## Required action
According to the passage on organ transplantation in older recipients, what share of transplant recipients are currently 50 years or older?
(Document section begins)
The clinical success of solid organ transplantation together with shifting demographics has encouraged the successful transplantation of older transplant recipients. In fact, recipients 65 years or older have tripled within the last 15 years, representing the fastest-growing age segment.1 Currently, more than 50% of transplant recipients are 50 years or older. Although the consequences of immunosenescence are widely recognized, increased recipient age has been linked to less acute rejections and improved death-censored graft survival.2,3 Of additional relevance, elderly recipients carry higher risks for infections, cardiovascular diseases and malignancies, conditions that represent the 3 most common causes of death in transplant recipients 70 years or older.4,5 Clearly, immunosuppressants exacerbate age-related comorbidities,6 thus stressing the need for a more detailed understanding of the consequences of immunosenescence and alloimmunity with the aim to define key parameters and principles of an age-adapted immunosuppression.
(Document section ends)
(Exercise data begins)
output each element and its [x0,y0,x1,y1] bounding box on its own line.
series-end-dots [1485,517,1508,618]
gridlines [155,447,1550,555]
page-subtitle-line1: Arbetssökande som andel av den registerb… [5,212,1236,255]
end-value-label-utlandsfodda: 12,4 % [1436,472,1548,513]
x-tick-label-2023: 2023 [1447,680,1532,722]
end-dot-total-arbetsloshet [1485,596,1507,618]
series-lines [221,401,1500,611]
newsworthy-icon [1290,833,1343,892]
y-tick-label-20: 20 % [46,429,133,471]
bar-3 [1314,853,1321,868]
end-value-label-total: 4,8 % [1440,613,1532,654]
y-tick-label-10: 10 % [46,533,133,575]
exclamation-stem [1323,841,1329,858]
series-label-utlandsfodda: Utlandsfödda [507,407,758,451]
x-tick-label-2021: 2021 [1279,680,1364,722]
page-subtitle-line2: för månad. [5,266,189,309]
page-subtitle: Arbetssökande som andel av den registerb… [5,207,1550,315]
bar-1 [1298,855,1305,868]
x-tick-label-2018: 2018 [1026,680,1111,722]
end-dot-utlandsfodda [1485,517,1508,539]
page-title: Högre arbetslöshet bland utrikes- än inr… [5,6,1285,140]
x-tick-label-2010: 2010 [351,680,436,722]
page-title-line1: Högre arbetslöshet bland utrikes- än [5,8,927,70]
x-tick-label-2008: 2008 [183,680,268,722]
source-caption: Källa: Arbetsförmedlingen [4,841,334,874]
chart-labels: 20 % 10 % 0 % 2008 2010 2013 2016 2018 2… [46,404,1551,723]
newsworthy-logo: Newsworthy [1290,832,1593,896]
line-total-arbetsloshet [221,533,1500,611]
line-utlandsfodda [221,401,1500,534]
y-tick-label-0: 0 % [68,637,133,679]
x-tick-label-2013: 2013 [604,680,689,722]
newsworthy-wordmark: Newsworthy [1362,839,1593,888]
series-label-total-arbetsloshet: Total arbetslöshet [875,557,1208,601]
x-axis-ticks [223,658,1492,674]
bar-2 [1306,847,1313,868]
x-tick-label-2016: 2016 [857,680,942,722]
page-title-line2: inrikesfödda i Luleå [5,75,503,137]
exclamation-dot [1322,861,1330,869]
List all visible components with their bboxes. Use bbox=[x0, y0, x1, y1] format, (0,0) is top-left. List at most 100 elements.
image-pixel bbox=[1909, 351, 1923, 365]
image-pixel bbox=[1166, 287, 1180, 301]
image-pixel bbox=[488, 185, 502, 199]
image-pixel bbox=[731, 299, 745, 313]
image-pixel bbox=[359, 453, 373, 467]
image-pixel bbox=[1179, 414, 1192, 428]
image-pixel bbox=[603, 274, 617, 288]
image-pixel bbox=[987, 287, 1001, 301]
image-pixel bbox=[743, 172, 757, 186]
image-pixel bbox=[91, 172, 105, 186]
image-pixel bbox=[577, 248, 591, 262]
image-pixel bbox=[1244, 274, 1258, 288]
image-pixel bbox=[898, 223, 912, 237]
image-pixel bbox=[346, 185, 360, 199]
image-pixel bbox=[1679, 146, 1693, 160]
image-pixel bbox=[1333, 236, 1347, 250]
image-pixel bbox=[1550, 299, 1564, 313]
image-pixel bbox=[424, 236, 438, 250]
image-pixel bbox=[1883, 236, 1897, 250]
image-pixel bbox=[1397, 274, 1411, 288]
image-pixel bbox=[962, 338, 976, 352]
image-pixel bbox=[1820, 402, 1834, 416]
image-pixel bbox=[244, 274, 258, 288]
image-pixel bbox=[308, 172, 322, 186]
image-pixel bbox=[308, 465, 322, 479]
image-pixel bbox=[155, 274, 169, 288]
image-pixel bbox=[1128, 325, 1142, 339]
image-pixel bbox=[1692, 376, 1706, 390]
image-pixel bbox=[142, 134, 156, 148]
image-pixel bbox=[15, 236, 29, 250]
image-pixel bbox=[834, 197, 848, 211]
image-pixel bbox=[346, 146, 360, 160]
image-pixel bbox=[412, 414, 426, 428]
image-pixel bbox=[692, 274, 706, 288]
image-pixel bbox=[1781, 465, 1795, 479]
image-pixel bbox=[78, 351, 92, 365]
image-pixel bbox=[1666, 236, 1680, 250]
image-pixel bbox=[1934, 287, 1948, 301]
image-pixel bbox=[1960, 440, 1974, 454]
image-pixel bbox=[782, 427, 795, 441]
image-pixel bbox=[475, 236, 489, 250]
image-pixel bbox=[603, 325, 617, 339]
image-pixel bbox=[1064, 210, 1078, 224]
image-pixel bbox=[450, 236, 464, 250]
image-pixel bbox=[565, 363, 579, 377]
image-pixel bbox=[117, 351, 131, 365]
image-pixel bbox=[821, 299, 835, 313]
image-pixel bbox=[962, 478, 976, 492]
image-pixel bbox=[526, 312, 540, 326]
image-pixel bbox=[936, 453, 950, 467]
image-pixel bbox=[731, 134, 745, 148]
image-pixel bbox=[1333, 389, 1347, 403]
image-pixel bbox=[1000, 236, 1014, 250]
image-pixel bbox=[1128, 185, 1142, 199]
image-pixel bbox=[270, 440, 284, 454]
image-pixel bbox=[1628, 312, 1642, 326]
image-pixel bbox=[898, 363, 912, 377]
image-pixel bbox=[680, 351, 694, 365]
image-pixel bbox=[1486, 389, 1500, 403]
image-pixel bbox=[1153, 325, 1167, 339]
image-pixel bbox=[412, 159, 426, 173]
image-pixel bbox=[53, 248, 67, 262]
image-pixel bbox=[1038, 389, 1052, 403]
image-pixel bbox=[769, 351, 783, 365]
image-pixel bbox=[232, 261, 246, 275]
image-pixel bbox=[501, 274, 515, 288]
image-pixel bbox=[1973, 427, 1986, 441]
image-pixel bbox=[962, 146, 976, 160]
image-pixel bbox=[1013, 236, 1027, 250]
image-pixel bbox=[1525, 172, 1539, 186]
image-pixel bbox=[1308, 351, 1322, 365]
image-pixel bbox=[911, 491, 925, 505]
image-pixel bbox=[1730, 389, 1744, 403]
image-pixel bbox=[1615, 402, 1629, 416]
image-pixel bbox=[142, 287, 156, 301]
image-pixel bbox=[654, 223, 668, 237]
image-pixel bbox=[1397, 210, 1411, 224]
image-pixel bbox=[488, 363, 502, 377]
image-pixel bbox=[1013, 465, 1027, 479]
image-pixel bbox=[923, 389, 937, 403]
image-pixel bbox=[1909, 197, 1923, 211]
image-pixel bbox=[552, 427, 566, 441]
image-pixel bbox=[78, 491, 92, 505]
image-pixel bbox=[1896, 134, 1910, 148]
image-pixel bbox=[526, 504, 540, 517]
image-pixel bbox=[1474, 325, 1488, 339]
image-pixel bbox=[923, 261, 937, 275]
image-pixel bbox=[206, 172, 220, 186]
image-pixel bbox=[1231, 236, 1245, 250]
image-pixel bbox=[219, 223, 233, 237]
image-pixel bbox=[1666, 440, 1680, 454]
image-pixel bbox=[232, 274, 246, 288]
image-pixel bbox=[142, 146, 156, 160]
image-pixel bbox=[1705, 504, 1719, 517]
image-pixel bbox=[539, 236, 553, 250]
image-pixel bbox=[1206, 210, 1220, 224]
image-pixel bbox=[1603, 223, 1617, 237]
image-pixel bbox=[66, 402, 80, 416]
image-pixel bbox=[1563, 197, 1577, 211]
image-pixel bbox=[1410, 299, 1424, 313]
(Exercise data ends)
## Problem solution
More than 50%.